_Given instruction_: Reproduce the listing below, beginning at the line that has "issues-question: Having issues?" and stopping after the line that has "call-controls: Turn off".

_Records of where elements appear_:
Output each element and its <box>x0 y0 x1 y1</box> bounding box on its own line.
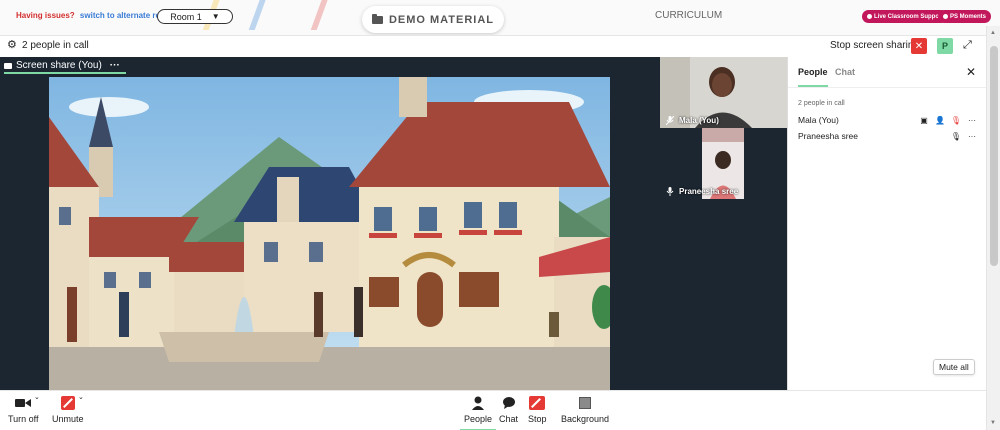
issues-question: Having issues? <box>16 11 75 20</box>
village-scene-illustration <box>49 77 610 390</box>
participant-tile[interactable]: Mala (You) <box>660 57 787 128</box>
mic-icon[interactable]: 🎙 <box>950 132 962 141</box>
chat-label: Chat <box>499 414 519 424</box>
moments-icon <box>943 14 948 19</box>
people-in-call-count: 2 people in call <box>22 40 89 51</box>
background-label: Background <box>561 414 610 424</box>
stop-label: Stop <box>528 414 547 424</box>
ps-moments-label: PS Moments <box>950 13 987 20</box>
stop-screen-icon <box>529 395 546 411</box>
person-name: Praneesha sree <box>798 131 859 141</box>
live-support-button[interactable]: Live Classroom Support <box>862 10 949 23</box>
more-options-icon[interactable]: ··· <box>966 132 978 141</box>
folder-icon <box>371 13 383 24</box>
unmute-label: Unmute <box>52 414 84 424</box>
screen-share-icon <box>4 62 12 69</box>
camera-icon <box>15 395 32 411</box>
person-name: Mala (You) <box>798 115 839 125</box>
person-row: Mala (You) ▣ 👤 🎙 ··· <box>798 114 978 126</box>
video-stage: Screen share (You) ··· Mala (You) Pranee… <box>0 57 787 390</box>
demo-material-button[interactable]: DEMO MATERIAL <box>362 6 504 33</box>
chat-button[interactable]: Chat <box>499 395 518 424</box>
background-icon <box>579 395 592 411</box>
curriculum-tab[interactable]: CURRICULUM <box>655 10 722 21</box>
participant-name-tag: Praneesha sree <box>666 187 738 196</box>
mic-off-icon[interactable]: 🎙 <box>950 116 962 125</box>
gear-icon[interactable]: ⚙ <box>7 40 18 51</box>
call-controls: Turn off ⌄ Unmute ⌄ People Chat Stop Bac… <box>0 390 986 430</box>
room-select[interactable]: Room 1 ▼ <box>157 9 233 24</box>
participant-badge[interactable]: P <box>937 38 953 54</box>
panel-people-count: 2 people in call <box>798 100 845 107</box>
expand-icon[interactable]: ⤢ <box>963 39 972 52</box>
more-options-icon[interactable]: ··· <box>110 60 120 71</box>
issues-notice: Having issues? switch to alternate room <box>16 11 172 20</box>
scroll-thumb[interactable] <box>990 46 998 266</box>
ps-moments-button[interactable]: PS Moments <box>938 10 992 23</box>
people-label: People <box>463 414 493 424</box>
stop-sharing-label: Stop screen sharing <box>830 40 919 51</box>
stop-sharing-button[interactable]: ✕ <box>911 38 927 54</box>
room-select-value: Room 1 <box>170 11 202 22</box>
caret-down-icon: ▼ <box>211 12 220 21</box>
participant-tile[interactable]: Praneesha sree <box>660 128 787 199</box>
people-button[interactable]: People <box>460 395 496 430</box>
people-panel: People Chat ✕ 2 people in call Mala (You… <box>787 57 987 390</box>
page-scrollbar[interactable]: ▲ ▼ <box>986 26 1000 430</box>
chat-icon <box>502 395 516 411</box>
shared-screen-image <box>49 77 610 390</box>
chevron-down-icon[interactable]: ⌄ <box>34 393 40 401</box>
more-options-icon[interactable]: ··· <box>966 116 978 125</box>
decoration-stripe <box>248 0 270 30</box>
scroll-up-icon[interactable]: ▲ <box>990 30 996 36</box>
tab-people[interactable]: People <box>798 67 828 87</box>
tab-chat[interactable]: Chat <box>835 67 855 77</box>
chevron-down-icon[interactable]: ⌄ <box>78 393 84 401</box>
person-row: Praneesha sree 🎙 ··· <box>798 130 978 142</box>
stop-sharing-control[interactable]: Stop <box>528 395 547 424</box>
top-bar: Having issues? switch to alternate room … <box>0 0 1000 36</box>
decoration-stripe <box>310 0 332 30</box>
background-button[interactable]: Background <box>561 395 609 424</box>
screen-share-icon[interactable]: ▣ <box>918 116 930 125</box>
demo-material-label: DEMO MATERIAL <box>388 13 495 26</box>
person-icon <box>472 395 484 411</box>
turn-off-label: Turn off <box>8 414 39 424</box>
mic-off-icon <box>666 116 674 125</box>
mic-off-icon <box>60 395 75 411</box>
scroll-down-icon[interactable]: ▼ <box>990 420 996 426</box>
screen-share-label: Screen share (You) <box>16 60 102 71</box>
live-support-label: Live Classroom Support <box>874 13 944 20</box>
support-icon <box>867 14 872 19</box>
mute-all-button[interactable]: Mute all <box>933 359 975 375</box>
close-icon[interactable]: ✕ <box>966 65 976 79</box>
participant-name: Mala (You) <box>679 116 719 125</box>
call-bar: ⚙ 2 people in call Stop screen sharing ✕… <box>0 36 986 56</box>
person-pin-icon[interactable]: 👤 <box>934 116 946 125</box>
participant-name: Praneesha sree <box>679 187 739 196</box>
participant-name-tag: Mala (You) <box>666 116 719 125</box>
mic-icon <box>666 187 674 196</box>
divider <box>788 87 987 88</box>
screen-share-tab[interactable]: Screen share (You) ··· <box>4 59 126 74</box>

_Task result_:
issues-question: Having issues? <box>16 11 75 20</box>
village-scene-illustration <box>49 77 610 390</box>
participant-tile[interactable]: Mala (You) <box>660 57 787 128</box>
mic-icon[interactable]: 🎙 <box>950 132 962 141</box>
chat-label: Chat <box>499 414 519 424</box>
moments-icon <box>943 14 948 19</box>
people-in-call-count: 2 people in call <box>22 40 89 51</box>
background-label: Background <box>561 414 610 424</box>
stop-label: Stop <box>528 414 547 424</box>
ps-moments-label: PS Moments <box>950 13 987 20</box>
stop-screen-icon <box>529 395 546 411</box>
person-name: Praneesha sree <box>798 131 859 141</box>
live-support-button[interactable]: Live Classroom Support <box>862 10 949 23</box>
more-options-icon[interactable]: ··· <box>966 132 978 141</box>
folder-icon <box>371 13 383 24</box>
unmute-label: Unmute <box>52 414 84 424</box>
screen-share-icon <box>4 62 12 69</box>
camera-icon <box>15 395 32 411</box>
person-name: Mala (You) <box>798 115 839 125</box>
person-row: Mala (You) ▣ 👤 🎙 ··· <box>798 114 978 126</box>
video-stage: Screen share (You) ··· Mala (You) Pranee… <box>0 57 787 390</box>
demo-material-button[interactable]: DEMO MATERIAL <box>362 6 504 33</box>
chat-button[interactable]: Chat <box>499 395 518 424</box>
background-icon <box>579 395 592 411</box>
curriculum-tab[interactable]: CURRICULUM <box>655 10 722 21</box>
participant-name-tag: Praneesha sree <box>666 187 738 196</box>
mic-off-icon[interactable]: 🎙 <box>950 116 962 125</box>
gear-icon[interactable]: ⚙ <box>7 40 18 51</box>
call-controls: Turn off ⌄ Unmute ⌄ People Chat Stop Bac… <box>0 390 986 430</box>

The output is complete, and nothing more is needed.